* Set problem
Please reproduce the passage on Teal Company's equipment sale to Winkerbean in full, word for word.
--- begin Article ---
Teal Company manufactures equipment. Teal’s products range from
simple automated machinery to complex systems containing numerous
components. Unit selling prices range from $200,000 to $1,500,000
and are quoted inclusive of installation. The installation process
does not involve changes to the features of the equipment and does
not require proprietary information about the equipment in order
for the installed equipment to perform to specifications. Teal has
the following arrangement with Winkerbean Inc.
● | Winkerbean purchases equipment from Teal for a price of $1,100,000 and contracts with Teal to install the equipment. Teal charges the same price for the equipment irrespective of whether it does the installation or not. Using market data, Teal determines installation service is estimated to have a standalone selling price of $50,600. The cost of the equipment is $652,000. | |
● | Winkerbean is obligated to pay Teal the $1,100,000 upon the delivery and installation of the equipment. |
Teal delivers the equipment on June 1, 2020, and completes the
installation of the equipment on September 30, 2020. The equipment
has a useful life of 10 years. Assume that the equipment and the
installation are two distinct performance obligations which should
be accounted for separately.
--- end Article ---
--- begin Supplied information ---
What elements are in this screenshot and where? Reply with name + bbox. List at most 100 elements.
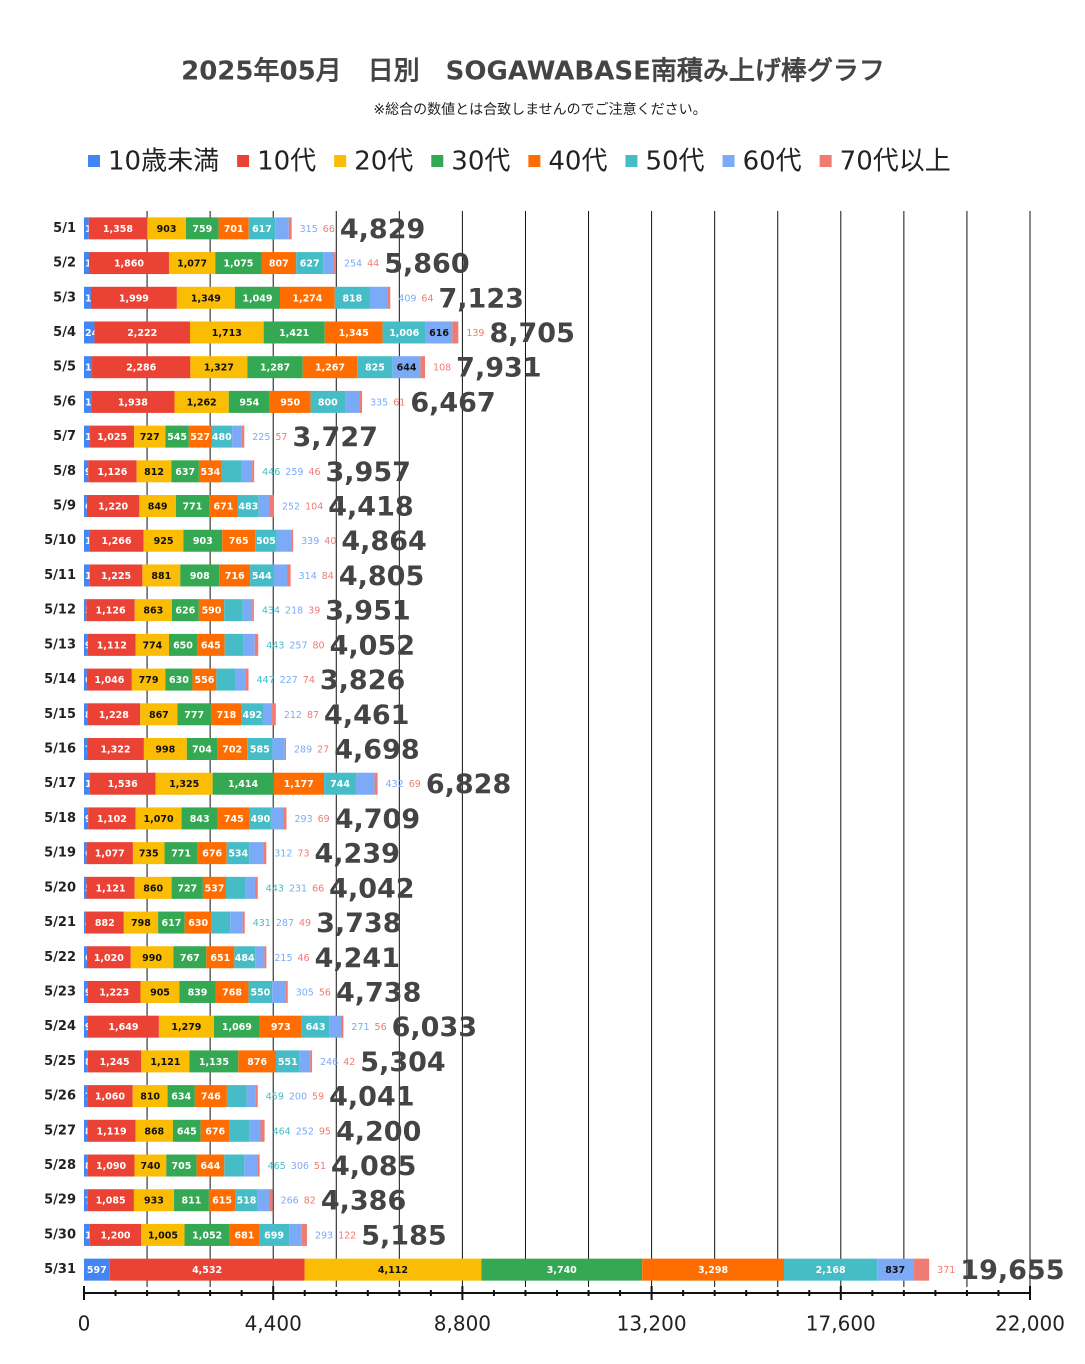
--- end Supplied information ---
* Output below
Teal Company manufactures equipment. Teal’s products range from
simple automated machinery to complex systems containing numerous
components. Unit selling prices range from $200,000 to $1,500,000
and are quoted inclusive of installation. The installation process
does not involve changes to the features of the equipment and does
not require proprietary information about the equipment in order
for the installed equipment to perform to specifications. Teal has
the following arrangement with Winkerbean Inc.
● | Winkerbean purchases equipment from Teal for a price of $1,100,000 and contracts with Teal to install the equipment. Teal charges the same price for the equipment irrespective of whether it does the installation or not. Using market data, Teal determines installation service is estimated to have a standalone selling price of $50,600. The cost of the equipment is $652,000. | |
● | Winkerbean is obligated to pay Teal the $1,100,000 upon the delivery and installation of the equipment. |
Teal delivers the equipment on June 1, 2020, and completes the
installation of the equipment on September 30, 2020. The equipment
has a useful life of 10 years. Assume that the equipment and the
installation are two distinct performance obligations which should
be accounted for separately.